→ **Stated problem**:
Give the listing again exactly, omitting its images.

* * *

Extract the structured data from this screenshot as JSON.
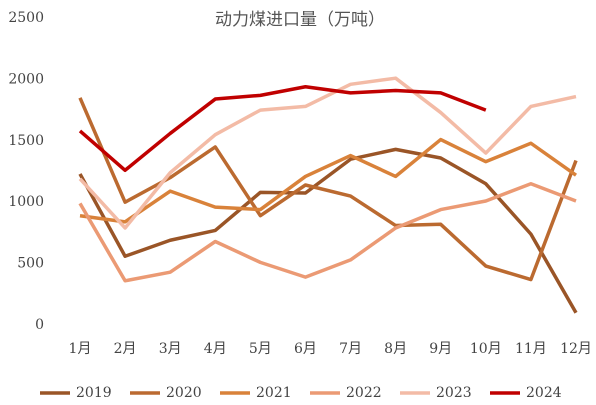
{
  "chart_data": {
    "type": "line",
    "title": "动力煤进口量（万吨）",
    "categories": [
      "1月",
      "2月",
      "3月",
      "4月",
      "5月",
      "6月",
      "7月",
      "8月",
      "9月",
      "10月",
      "11月",
      "12月"
    ],
    "series": [
      {
        "name": "2019",
        "color": "#9a5527",
        "values": [
          1230,
          560,
          690,
          770,
          1080,
          1075,
          1350,
          1430,
          1360,
          1150,
          740,
          100
        ]
      },
      {
        "name": "2020",
        "color": "#bb6a30",
        "values": [
          1850,
          1000,
          1200,
          1450,
          890,
          1140,
          1050,
          810,
          820,
          480,
          370,
          1340
        ]
      },
      {
        "name": "2021",
        "color": "#d9823a",
        "values": [
          890,
          840,
          1090,
          960,
          940,
          1210,
          1380,
          1210,
          1510,
          1330,
          1480,
          1220
        ]
      },
      {
        "name": "2022",
        "color": "#eb9a74",
        "values": [
          990,
          360,
          430,
          680,
          510,
          390,
          530,
          790,
          940,
          1010,
          1150,
          1010
        ]
      },
      {
        "name": "2023",
        "color": "#f3bba6",
        "values": [
          1190,
          790,
          1240,
          1550,
          1750,
          1780,
          1960,
          2010,
          1730,
          1400,
          1780,
          1860
        ]
      },
      {
        "name": "2024",
        "color": "#c00000",
        "values": [
          1580,
          1260,
          1560,
          1840,
          1870,
          1940,
          1890,
          1910,
          1890,
          1750,
          null,
          null
        ]
      }
    ],
    "ylim": [
      0,
      2500
    ],
    "yticks": [
      0,
      500,
      1000,
      1500,
      2000,
      2500
    ],
    "grid": false,
    "legend": "bottom"
  }
}
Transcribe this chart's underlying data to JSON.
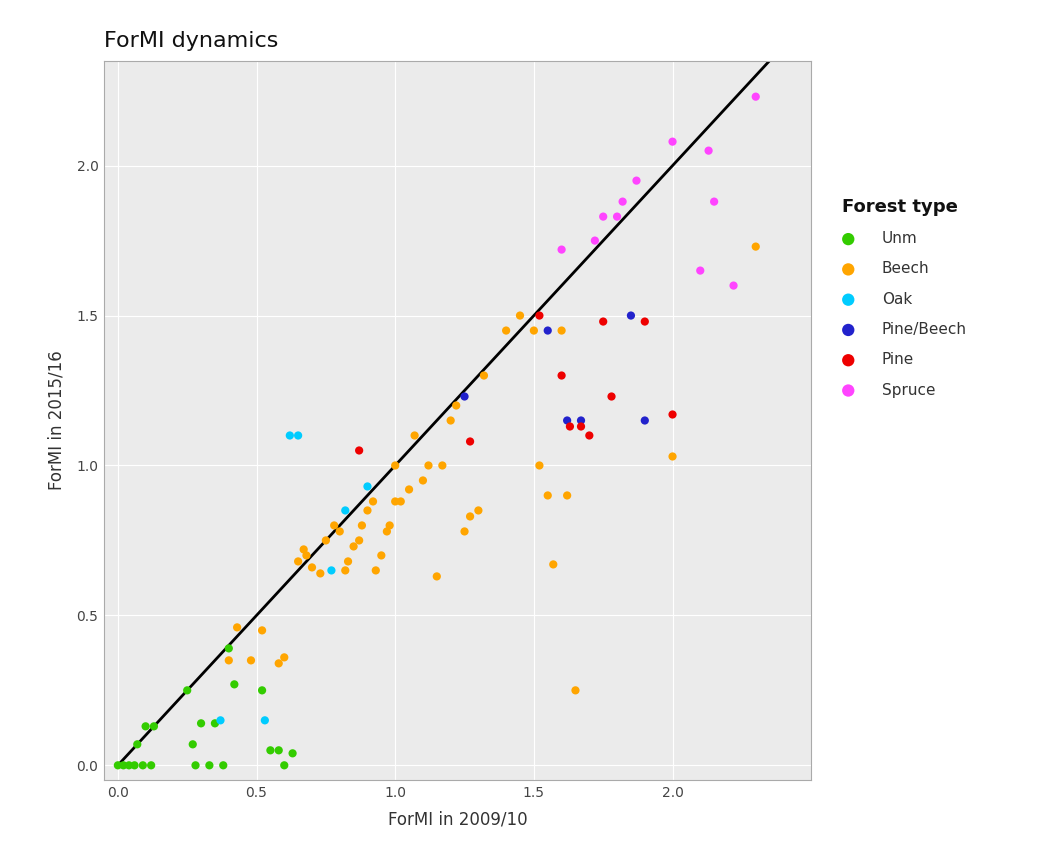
{
  "title": "ForMI dynamics",
  "xlabel": "ForMI in 2009/10",
  "ylabel": "ForMI in 2015/16",
  "xlim": [
    -0.05,
    2.5
  ],
  "ylim": [
    -0.05,
    2.35
  ],
  "xticks": [
    0.0,
    0.5,
    1.0,
    1.5,
    2.0
  ],
  "yticks": [
    0.0,
    0.5,
    1.0,
    1.5,
    2.0
  ],
  "legend_title": "Forest type",
  "forest_types": [
    {
      "name": "Unm",
      "color": "#33CC00",
      "x": [
        0.0,
        0.02,
        0.04,
        0.06,
        0.07,
        0.09,
        0.1,
        0.12,
        0.13,
        0.25,
        0.27,
        0.28,
        0.3,
        0.33,
        0.35,
        0.38,
        0.4,
        0.42,
        0.52,
        0.55,
        0.58,
        0.6,
        0.63
      ],
      "y": [
        0.0,
        0.0,
        0.0,
        0.0,
        0.07,
        0.0,
        0.13,
        0.0,
        0.13,
        0.25,
        0.07,
        0.0,
        0.14,
        0.0,
        0.14,
        0.0,
        0.39,
        0.27,
        0.25,
        0.05,
        0.05,
        0.0,
        0.04
      ]
    },
    {
      "name": "Beech",
      "color": "#FFA500",
      "x": [
        0.4,
        0.43,
        0.48,
        0.52,
        0.58,
        0.6,
        0.65,
        0.67,
        0.68,
        0.7,
        0.73,
        0.75,
        0.78,
        0.8,
        0.82,
        0.83,
        0.85,
        0.87,
        0.88,
        0.9,
        0.92,
        0.93,
        0.95,
        0.97,
        0.98,
        1.0,
        1.0,
        1.02,
        1.05,
        1.07,
        1.1,
        1.12,
        1.15,
        1.17,
        1.2,
        1.22,
        1.25,
        1.27,
        1.3,
        1.32,
        1.4,
        1.45,
        1.5,
        1.52,
        1.55,
        1.57,
        1.6,
        1.62,
        1.65,
        2.0,
        2.3
      ],
      "y": [
        0.35,
        0.46,
        0.35,
        0.45,
        0.34,
        0.36,
        0.68,
        0.72,
        0.7,
        0.66,
        0.64,
        0.75,
        0.8,
        0.78,
        0.65,
        0.68,
        0.73,
        0.75,
        0.8,
        0.85,
        0.88,
        0.65,
        0.7,
        0.78,
        0.8,
        1.0,
        0.88,
        0.88,
        0.92,
        1.1,
        0.95,
        1.0,
        0.63,
        1.0,
        1.15,
        1.2,
        0.78,
        0.83,
        0.85,
        1.3,
        1.45,
        1.5,
        1.45,
        1.0,
        0.9,
        0.67,
        1.45,
        0.9,
        0.25,
        1.03,
        1.73
      ]
    },
    {
      "name": "Oak",
      "color": "#00CCFF",
      "x": [
        0.37,
        0.53,
        0.62,
        0.65,
        0.77,
        0.82,
        0.9
      ],
      "y": [
        0.15,
        0.15,
        1.1,
        1.1,
        0.65,
        0.85,
        0.93
      ]
    },
    {
      "name": "Pine/Beech",
      "color": "#2222CC",
      "x": [
        1.25,
        1.55,
        1.62,
        1.67,
        1.85,
        1.9
      ],
      "y": [
        1.23,
        1.45,
        1.15,
        1.15,
        1.5,
        1.15
      ]
    },
    {
      "name": "Pine",
      "color": "#EE0000",
      "x": [
        0.87,
        1.27,
        1.52,
        1.6,
        1.63,
        1.67,
        1.7,
        1.75,
        1.78,
        1.9,
        2.0
      ],
      "y": [
        1.05,
        1.08,
        1.5,
        1.3,
        1.13,
        1.13,
        1.1,
        1.48,
        1.23,
        1.48,
        1.17
      ]
    },
    {
      "name": "Spruce",
      "color": "#FF44FF",
      "x": [
        1.6,
        1.72,
        1.75,
        1.8,
        1.82,
        1.87,
        2.0,
        2.1,
        2.13,
        2.15,
        2.22,
        2.3
      ],
      "y": [
        1.72,
        1.75,
        1.83,
        1.83,
        1.88,
        1.95,
        2.08,
        1.65,
        2.05,
        1.88,
        1.6,
        2.23
      ]
    }
  ],
  "panel_background": "#ebebeb",
  "panel_border_color": "#aaaaaa",
  "fig_background": "#ffffff",
  "grid_color": "#ffffff",
  "diagonal_line_color": "#000000",
  "title_fontsize": 16,
  "axis_label_fontsize": 12,
  "tick_fontsize": 10,
  "legend_title_fontsize": 13,
  "legend_fontsize": 11,
  "marker_size": 35,
  "diagonal_linewidth": 2.0
}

* * *

→ **Expected output**:
Extract the structured data from this screenshot as JSON.
{
  "chart_data": {
    "type": "line",
    "title": "动力煤进口量（万吨）",
    "categories": [
      "1月",
      "2月",
      "3月",
      "4月",
      "5月",
      "6月",
      "7月",
      "8月",
      "9月",
      "10月",
      "11月",
      "12月"
    ],
    "series": [
      {
        "name": "2019",
        "color": "#9a5527",
        "values": [
          1230,
          560,
          690,
          770,
          1080,
          1075,
          1350,
          1430,
          1360,
          1150,
          740,
          100
        ]
      },
      {
        "name": "2020",
        "color": "#bb6a30",
        "values": [
          1850,
          1000,
          1200,
          1450,
          890,
          1140,
          1050,
          810,
          820,
          480,
          370,
          1340
        ]
      },
      {
        "name": "2021",
        "color": "#d9823a",
        "values": [
          890,
          840,
          1090,
          960,
          940,
          1210,
          1380,
          1210,
          1510,
          1330,
          1480,
          1220
        ]
      },
      {
        "name": "2022",
        "color": "#eb9a74",
        "values": [
          990,
          360,
          430,
          680,
          510,
          390,
          530,
          790,
          940,
          1010,
          1150,
          1010
        ]
      },
      {
        "name": "2023",
        "color": "#f3bba6",
        "values": [
          1190,
          790,
          1240,
          1550,
          1750,
          1780,
          1960,
          2010,
          1730,
          1400,
          1780,
          1860
        ]
      },
      {
        "name": "2024",
        "color": "#c00000",
        "values": [
          1580,
          1260,
          1560,
          1840,
          1870,
          1940,
          1890,
          1910,
          1890,
          1750,
          null,
          null
        ]
      }
    ],
    "ylim": [
      0,
      2500
    ],
    "yticks": [
      0,
      500,
      1000,
      1500,
      2000,
      2500
    ],
    "grid": false,
    "legend": "bottom"
  }
}
Transcribe this chart's underlying data to JSON.
{
  "title": "ForMI dynamics",
  "xlabel": "ForMI in 2009/10",
  "ylabel": "ForMI in 2015/16",
  "xlim": [
    -0.05,
    2.5
  ],
  "ylim": [
    -0.05,
    2.35
  ],
  "xticks": [
    0.0,
    0.5,
    1.0,
    1.5,
    2.0
  ],
  "yticks": [
    0.0,
    0.5,
    1.0,
    1.5,
    2.0
  ],
  "legend_title": "Forest type",
  "forest_types": [
    {
      "name": "Unm",
      "color": "#33CC00",
      "x": [
        0.0,
        0.02,
        0.04,
        0.06,
        0.07,
        0.09,
        0.1,
        0.12,
        0.13,
        0.25,
        0.27,
        0.28,
        0.3,
        0.33,
        0.35,
        0.38,
        0.4,
        0.42,
        0.52,
        0.55,
        0.58,
        0.6,
        0.63
      ],
      "y": [
        0.0,
        0.0,
        0.0,
        0.0,
        0.07,
        0.0,
        0.13,
        0.0,
        0.13,
        0.25,
        0.07,
        0.0,
        0.14,
        0.0,
        0.14,
        0.0,
        0.39,
        0.27,
        0.25,
        0.05,
        0.05,
        0.0,
        0.04
      ]
    },
    {
      "name": "Beech",
      "color": "#FFA500",
      "x": [
        0.4,
        0.43,
        0.48,
        0.52,
        0.58,
        0.6,
        0.65,
        0.67,
        0.68,
        0.7,
        0.73,
        0.75,
        0.78,
        0.8,
        0.82,
        0.83,
        0.85,
        0.87,
        0.88,
        0.9,
        0.92,
        0.93,
        0.95,
        0.97,
        0.98,
        1.0,
        1.0,
        1.02,
        1.05,
        1.07,
        1.1,
        1.12,
        1.15,
        1.17,
        1.2,
        1.22,
        1.25,
        1.27,
        1.3,
        1.32,
        1.4,
        1.45,
        1.5,
        1.52,
        1.55,
        1.57,
        1.6,
        1.62,
        1.65,
        2.0,
        2.3
      ],
      "y": [
        0.35,
        0.46,
        0.35,
        0.45,
        0.34,
        0.36,
        0.68,
        0.72,
        0.7,
        0.66,
        0.64,
        0.75,
        0.8,
        0.78,
        0.65,
        0.68,
        0.73,
        0.75,
        0.8,
        0.85,
        0.88,
        0.65,
        0.7,
        0.78,
        0.8,
        1.0,
        0.88,
        0.88,
        0.92,
        1.1,
        0.95,
        1.0,
        0.63,
        1.0,
        1.15,
        1.2,
        0.78,
        0.83,
        0.85,
        1.3,
        1.45,
        1.5,
        1.45,
        1.0,
        0.9,
        0.67,
        1.45,
        0.9,
        0.25,
        1.03,
        1.73
      ]
    },
    {
      "name": "Oak",
      "color": "#00CCFF",
      "x": [
        0.37,
        0.53,
        0.62,
        0.65,
        0.77,
        0.82,
        0.9
      ],
      "y": [
        0.15,
        0.15,
        1.1,
        1.1,
        0.65,
        0.85,
        0.93
      ]
    },
    {
      "name": "Pine/Beech",
      "color": "#2222CC",
      "x": [
        1.25,
        1.55,
        1.62,
        1.67,
        1.85,
        1.9
      ],
      "y": [
        1.23,
        1.45,
        1.15,
        1.15,
        1.5,
        1.15
      ]
    },
    {
      "name": "Pine",
      "color": "#EE0000",
      "x": [
        0.87,
        1.27,
        1.52,
        1.6,
        1.63,
        1.67,
        1.7,
        1.75,
        1.78,
        1.9,
        2.0
      ],
      "y": [
        1.05,
        1.08,
        1.5,
        1.3,
        1.13,
        1.13,
        1.1,
        1.48,
        1.23,
        1.48,
        1.17
      ]
    },
    {
      "name": "Spruce",
      "color": "#FF44FF",
      "x": [
        1.6,
        1.72,
        1.75,
        1.8,
        1.82,
        1.87,
        2.0,
        2.1,
        2.13,
        2.15,
        2.22,
        2.3
      ],
      "y": [
        1.72,
        1.75,
        1.83,
        1.83,
        1.88,
        1.95,
        2.08,
        1.65,
        2.05,
        1.88,
        1.6,
        2.23
      ]
    }
  ],
  "panel_background": "#ebebeb",
  "panel_border_color": "#aaaaaa",
  "fig_background": "#ffffff",
  "grid_color": "#ffffff",
  "diagonal_line_color": "#000000",
  "title_fontsize": 16,
  "axis_label_fontsize": 12,
  "tick_fontsize": 10,
  "legend_title_fontsize": 13,
  "legend_fontsize": 11,
  "marker_size": 35,
  "diagonal_linewidth": 2.0
}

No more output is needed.